▶ _Records for processing_
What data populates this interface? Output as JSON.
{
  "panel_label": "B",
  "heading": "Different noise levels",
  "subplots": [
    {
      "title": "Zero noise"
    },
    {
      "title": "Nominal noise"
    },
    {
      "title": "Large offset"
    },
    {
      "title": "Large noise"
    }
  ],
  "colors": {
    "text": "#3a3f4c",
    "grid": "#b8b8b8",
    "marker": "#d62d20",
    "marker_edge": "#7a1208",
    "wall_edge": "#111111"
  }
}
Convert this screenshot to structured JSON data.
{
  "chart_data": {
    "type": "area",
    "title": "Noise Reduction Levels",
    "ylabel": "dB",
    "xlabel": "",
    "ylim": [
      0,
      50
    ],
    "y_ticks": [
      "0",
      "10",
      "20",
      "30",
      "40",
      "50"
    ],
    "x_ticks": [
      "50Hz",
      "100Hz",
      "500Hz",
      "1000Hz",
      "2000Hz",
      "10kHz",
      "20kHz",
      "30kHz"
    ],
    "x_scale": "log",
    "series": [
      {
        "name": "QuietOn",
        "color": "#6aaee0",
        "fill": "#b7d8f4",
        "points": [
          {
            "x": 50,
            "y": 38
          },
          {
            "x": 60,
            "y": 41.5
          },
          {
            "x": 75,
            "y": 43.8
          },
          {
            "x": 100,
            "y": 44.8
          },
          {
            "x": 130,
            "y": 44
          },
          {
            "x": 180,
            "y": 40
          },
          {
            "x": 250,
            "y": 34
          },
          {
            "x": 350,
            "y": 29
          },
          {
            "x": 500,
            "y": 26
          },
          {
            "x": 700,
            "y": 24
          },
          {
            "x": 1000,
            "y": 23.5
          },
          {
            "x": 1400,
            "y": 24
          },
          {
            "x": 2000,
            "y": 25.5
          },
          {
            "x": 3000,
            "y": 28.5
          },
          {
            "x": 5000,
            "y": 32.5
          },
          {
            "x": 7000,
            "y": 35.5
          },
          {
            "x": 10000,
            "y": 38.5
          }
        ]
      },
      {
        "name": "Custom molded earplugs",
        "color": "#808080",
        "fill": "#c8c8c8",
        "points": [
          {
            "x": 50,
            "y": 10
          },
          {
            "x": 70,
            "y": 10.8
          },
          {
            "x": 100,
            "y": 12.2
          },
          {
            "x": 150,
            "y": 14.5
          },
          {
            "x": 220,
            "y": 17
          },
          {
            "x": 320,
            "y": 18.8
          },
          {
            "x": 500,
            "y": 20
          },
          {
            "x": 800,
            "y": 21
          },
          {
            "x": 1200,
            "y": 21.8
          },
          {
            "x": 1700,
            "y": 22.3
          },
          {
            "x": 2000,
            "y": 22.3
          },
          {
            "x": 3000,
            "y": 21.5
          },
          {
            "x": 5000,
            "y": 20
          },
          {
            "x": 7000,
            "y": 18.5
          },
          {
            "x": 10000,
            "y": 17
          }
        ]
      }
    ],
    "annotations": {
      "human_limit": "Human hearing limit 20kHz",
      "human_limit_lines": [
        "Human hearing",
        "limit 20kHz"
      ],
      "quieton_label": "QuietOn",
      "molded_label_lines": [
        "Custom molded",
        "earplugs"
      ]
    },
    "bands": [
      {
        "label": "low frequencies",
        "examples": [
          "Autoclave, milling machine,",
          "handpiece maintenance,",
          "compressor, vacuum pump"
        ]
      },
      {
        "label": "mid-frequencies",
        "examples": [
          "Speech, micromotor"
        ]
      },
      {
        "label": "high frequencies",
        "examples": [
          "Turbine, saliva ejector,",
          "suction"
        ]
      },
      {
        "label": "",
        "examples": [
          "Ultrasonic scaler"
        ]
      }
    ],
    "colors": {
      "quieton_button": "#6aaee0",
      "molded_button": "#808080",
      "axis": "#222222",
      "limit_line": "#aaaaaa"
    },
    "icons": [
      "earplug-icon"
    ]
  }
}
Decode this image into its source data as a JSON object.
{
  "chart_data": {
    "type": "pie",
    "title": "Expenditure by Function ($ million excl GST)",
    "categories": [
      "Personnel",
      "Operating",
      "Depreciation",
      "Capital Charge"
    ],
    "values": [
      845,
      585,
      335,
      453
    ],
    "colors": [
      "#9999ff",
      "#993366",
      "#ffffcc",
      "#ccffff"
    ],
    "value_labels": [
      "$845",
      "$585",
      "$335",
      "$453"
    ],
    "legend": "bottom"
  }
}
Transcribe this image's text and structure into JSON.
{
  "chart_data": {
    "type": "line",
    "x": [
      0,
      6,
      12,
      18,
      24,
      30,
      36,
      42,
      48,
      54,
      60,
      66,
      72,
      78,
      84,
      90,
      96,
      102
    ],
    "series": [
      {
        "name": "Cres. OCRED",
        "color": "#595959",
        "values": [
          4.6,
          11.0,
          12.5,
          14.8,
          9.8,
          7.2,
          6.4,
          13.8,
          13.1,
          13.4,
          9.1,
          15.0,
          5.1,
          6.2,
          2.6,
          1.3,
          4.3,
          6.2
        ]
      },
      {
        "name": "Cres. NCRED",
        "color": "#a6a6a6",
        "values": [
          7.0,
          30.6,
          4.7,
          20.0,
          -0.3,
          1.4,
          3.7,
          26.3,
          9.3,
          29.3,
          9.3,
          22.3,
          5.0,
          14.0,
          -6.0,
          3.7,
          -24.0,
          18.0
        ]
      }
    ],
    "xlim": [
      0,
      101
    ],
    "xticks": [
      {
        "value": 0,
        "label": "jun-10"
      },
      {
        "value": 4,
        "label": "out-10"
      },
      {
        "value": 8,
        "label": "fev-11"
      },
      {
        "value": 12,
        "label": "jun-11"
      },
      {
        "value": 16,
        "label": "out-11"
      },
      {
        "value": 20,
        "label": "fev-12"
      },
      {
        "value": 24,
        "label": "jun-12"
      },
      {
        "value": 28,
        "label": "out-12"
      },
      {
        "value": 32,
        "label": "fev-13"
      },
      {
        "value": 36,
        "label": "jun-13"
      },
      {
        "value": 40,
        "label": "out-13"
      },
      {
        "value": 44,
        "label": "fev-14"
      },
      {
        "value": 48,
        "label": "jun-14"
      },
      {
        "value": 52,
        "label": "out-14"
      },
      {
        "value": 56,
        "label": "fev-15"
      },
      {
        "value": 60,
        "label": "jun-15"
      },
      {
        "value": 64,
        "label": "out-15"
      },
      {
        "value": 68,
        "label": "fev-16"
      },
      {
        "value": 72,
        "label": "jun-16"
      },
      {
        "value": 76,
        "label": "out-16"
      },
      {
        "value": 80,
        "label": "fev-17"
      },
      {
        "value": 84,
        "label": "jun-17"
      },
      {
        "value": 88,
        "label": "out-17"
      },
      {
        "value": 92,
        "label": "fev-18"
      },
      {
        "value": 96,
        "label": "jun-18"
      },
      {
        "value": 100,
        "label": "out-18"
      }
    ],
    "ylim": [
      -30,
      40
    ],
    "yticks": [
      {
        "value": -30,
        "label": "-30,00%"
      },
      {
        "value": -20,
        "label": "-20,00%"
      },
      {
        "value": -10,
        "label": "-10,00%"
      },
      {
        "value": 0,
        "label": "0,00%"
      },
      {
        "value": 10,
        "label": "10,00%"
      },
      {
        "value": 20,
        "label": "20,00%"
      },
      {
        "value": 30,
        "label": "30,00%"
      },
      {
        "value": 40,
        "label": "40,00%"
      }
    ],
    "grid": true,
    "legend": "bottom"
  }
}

▶ _Brief_
Transcribe every entry exactly.

▶ _Exercise result_
What data populates this interface? Output as JSON.
{
  "panel_label": "B",
  "heading": "Different noise levels",
  "subplots": [
    {
      "title": "Zero noise"
    },
    {
      "title": "Nominal noise"
    },
    {
      "title": "Large offset"
    },
    {
      "title": "Large noise"
    }
  ],
  "colors": {
    "text": "#3a3f4c",
    "grid": "#b8b8b8",
    "marker": "#d62d20",
    "marker_edge": "#7a1208",
    "wall_edge": "#111111"
  }
}
Convert this screenshot to structured JSON data.
{
  "chart_data": {
    "type": "area",
    "title": "Noise Reduction Levels",
    "ylabel": "dB",
    "xlabel": "",
    "ylim": [
      0,
      50
    ],
    "y_ticks": [
      "0",
      "10",
      "20",
      "30",
      "40",
      "50"
    ],
    "x_ticks": [
      "50Hz",
      "100Hz",
      "500Hz",
      "1000Hz",
      "2000Hz",
      "10kHz",
      "20kHz",
      "30kHz"
    ],
    "x_scale": "log",
    "series": [
      {
        "name": "QuietOn",
        "color": "#6aaee0",
        "fill": "#b7d8f4",
        "points": [
          {
            "x": 50,
            "y": 38
          },
          {
            "x": 60,
            "y": 41.5
          },
          {
            "x": 75,
            "y": 43.8
          },
          {
            "x": 100,
            "y": 44.8
          },
          {
            "x": 130,
            "y": 44
          },
          {
            "x": 180,
            "y": 40
          },
          {
            "x": 250,
            "y": 34
          },
          {
            "x": 350,
            "y": 29
          },
          {
            "x": 500,
            "y": 26
          },
          {
            "x": 700,
            "y": 24
          },
          {
            "x": 1000,
            "y": 23.5
          },
          {
            "x": 1400,
            "y": 24
          },
          {
            "x": 2000,
            "y": 25.5
          },
          {
            "x": 3000,
            "y": 28.5
          },
          {
            "x": 5000,
            "y": 32.5
          },
          {
            "x": 7000,
            "y": 35.5
          },
          {
            "x": 10000,
            "y": 38.5
          }
        ]
      },
      {
        "name": "Custom molded earplugs",
        "color": "#808080",
        "fill": "#c8c8c8",
        "points": [
          {
            "x": 50,
            "y": 10
          },
          {
            "x": 70,
            "y": 10.8
          },
          {
            "x": 100,
            "y": 12.2
          },
          {
            "x": 150,
            "y": 14.5
          },
          {
            "x": 220,
            "y": 17
          },
          {
            "x": 320,
            "y": 18.8
          },
          {
            "x": 500,
            "y": 20
          },
          {
            "x": 800,
            "y": 21
          },
          {
            "x": 1200,
            "y": 21.8
          },
          {
            "x": 1700,
            "y": 22.3
          },
          {
            "x": 2000,
            "y": 22.3
          },
          {
            "x": 3000,
            "y": 21.5
          },
          {
            "x": 5000,
            "y": 20
          },
          {
            "x": 7000,
            "y": 18.5
          },
          {
            "x": 10000,
            "y": 17
          }
        ]
      }
    ],
    "annotations": {
      "human_limit": "Human hearing limit 20kHz",
      "human_limit_lines": [
        "Human hearing",
        "limit 20kHz"
      ],
      "quieton_label": "QuietOn",
      "molded_label_lines": [
        "Custom molded",
        "earplugs"
      ]
    },
    "bands": [
      {
        "label": "low frequencies",
        "examples": [
          "Autoclave, milling machine,",
          "handpiece maintenance,",
          "compressor, vacuum pump"
        ]
      },
      {
        "label": "mid-frequencies",
        "examples": [
          "Speech, micromotor"
        ]
      },
      {
        "label": "high frequencies",
        "examples": [
          "Turbine, saliva ejector,",
          "suction"
        ]
      },
      {
        "label": "",
        "examples": [
          "Ultrasonic scaler"
        ]
      }
    ],
    "colors": {
      "quieton_button": "#6aaee0",
      "molded_button": "#808080",
      "axis": "#222222",
      "limit_line": "#aaaaaa"
    },
    "icons": [
      "earplug-icon"
    ]
  }
}
Decode this image into its source data as a JSON object.
{
  "chart_data": {
    "type": "pie",
    "title": "Expenditure by Function ($ million excl GST)",
    "categories": [
      "Personnel",
      "Operating",
      "Depreciation",
      "Capital Charge"
    ],
    "values": [
      845,
      585,
      335,
      453
    ],
    "colors": [
      "#9999ff",
      "#993366",
      "#ffffcc",
      "#ccffff"
    ],
    "value_labels": [
      "$845",
      "$585",
      "$335",
      "$453"
    ],
    "legend": "bottom"
  }
}
Transcribe this image's text and structure into JSON.
{
  "chart_data": {
    "type": "line",
    "x": [
      0,
      6,
      12,
      18,
      24,
      30,
      36,
      42,
      48,
      54,
      60,
      66,
      72,
      78,
      84,
      90,
      96,
      102
    ],
    "series": [
      {
        "name": "Cres. OCRED",
        "color": "#595959",
        "values": [
          4.6,
          11.0,
          12.5,
          14.8,
          9.8,
          7.2,
          6.4,
          13.8,
          13.1,
          13.4,
          9.1,
          15.0,
          5.1,
          6.2,
          2.6,
          1.3,
          4.3,
          6.2
        ]
      },
      {
        "name": "Cres. NCRED",
        "color": "#a6a6a6",
        "values": [
          7.0,
          30.6,
          4.7,
          20.0,
          -0.3,
          1.4,
          3.7,
          26.3,
          9.3,
          29.3,
          9.3,
          22.3,
          5.0,
          14.0,
          -6.0,
          3.7,
          -24.0,
          18.0
        ]
      }
    ],
    "xlim": [
      0,
      101
    ],
    "xticks": [
      {
        "value": 0,
        "label": "jun-10"
      },
      {
        "value": 4,
        "label": "out-10"
      },
      {
        "value": 8,
        "label": "fev-11"
      },
      {
        "value": 12,
        "label": "jun-11"
      },
      {
        "value": 16,
        "label": "out-11"
      },
      {
        "value": 20,
        "label": "fev-12"
      },
      {
        "value": 24,
        "label": "jun-12"
      },
      {
        "value": 28,
        "label": "out-12"
      },
      {
        "value": 32,
        "label": "fev-13"
      },
      {
        "value": 36,
        "label": "jun-13"
      },
      {
        "value": 40,
        "label": "out-13"
      },
      {
        "value": 44,
        "label": "fev-14"
      },
      {
        "value": 48,
        "label": "jun-14"
      },
      {
        "value": 52,
        "label": "out-14"
      },
      {
        "value": 56,
        "label": "fev-15"
      },
      {
        "value": 60,
        "label": "jun-15"
      },
      {
        "value": 64,
        "label": "out-15"
      },
      {
        "value": 68,
        "label": "fev-16"
      },
      {
        "value": 72,
        "label": "jun-16"
      },
      {
        "value": 76,
        "label": "out-16"
      },
      {
        "value": 80,
        "label": "fev-17"
      },
      {
        "value": 84,
        "label": "jun-17"
      },
      {
        "value": 88,
        "label": "out-17"
      },
      {
        "value": 92,
        "label": "fev-18"
      },
      {
        "value": 96,
        "label": "jun-18"
      },
      {
        "value": 100,
        "label": "out-18"
      }
    ],
    "ylim": [
      -30,
      40
    ],
    "yticks": [
      {
        "value": -30,
        "label": "-30,00%"
      },
      {
        "value": -20,
        "label": "-20,00%"
      },
      {
        "value": -10,
        "label": "-10,00%"
      },
      {
        "value": 0,
        "label": "0,00%"
      },
      {
        "value": 10,
        "label": "10,00%"
      },
      {
        "value": 20,
        "label": "20,00%"
      },
      {
        "value": 30,
        "label": "30,00%"
      },
      {
        "value": 40,
        "label": "40,00%"
      }
    ],
    "grid": true,
    "legend": "bottom"
  }
}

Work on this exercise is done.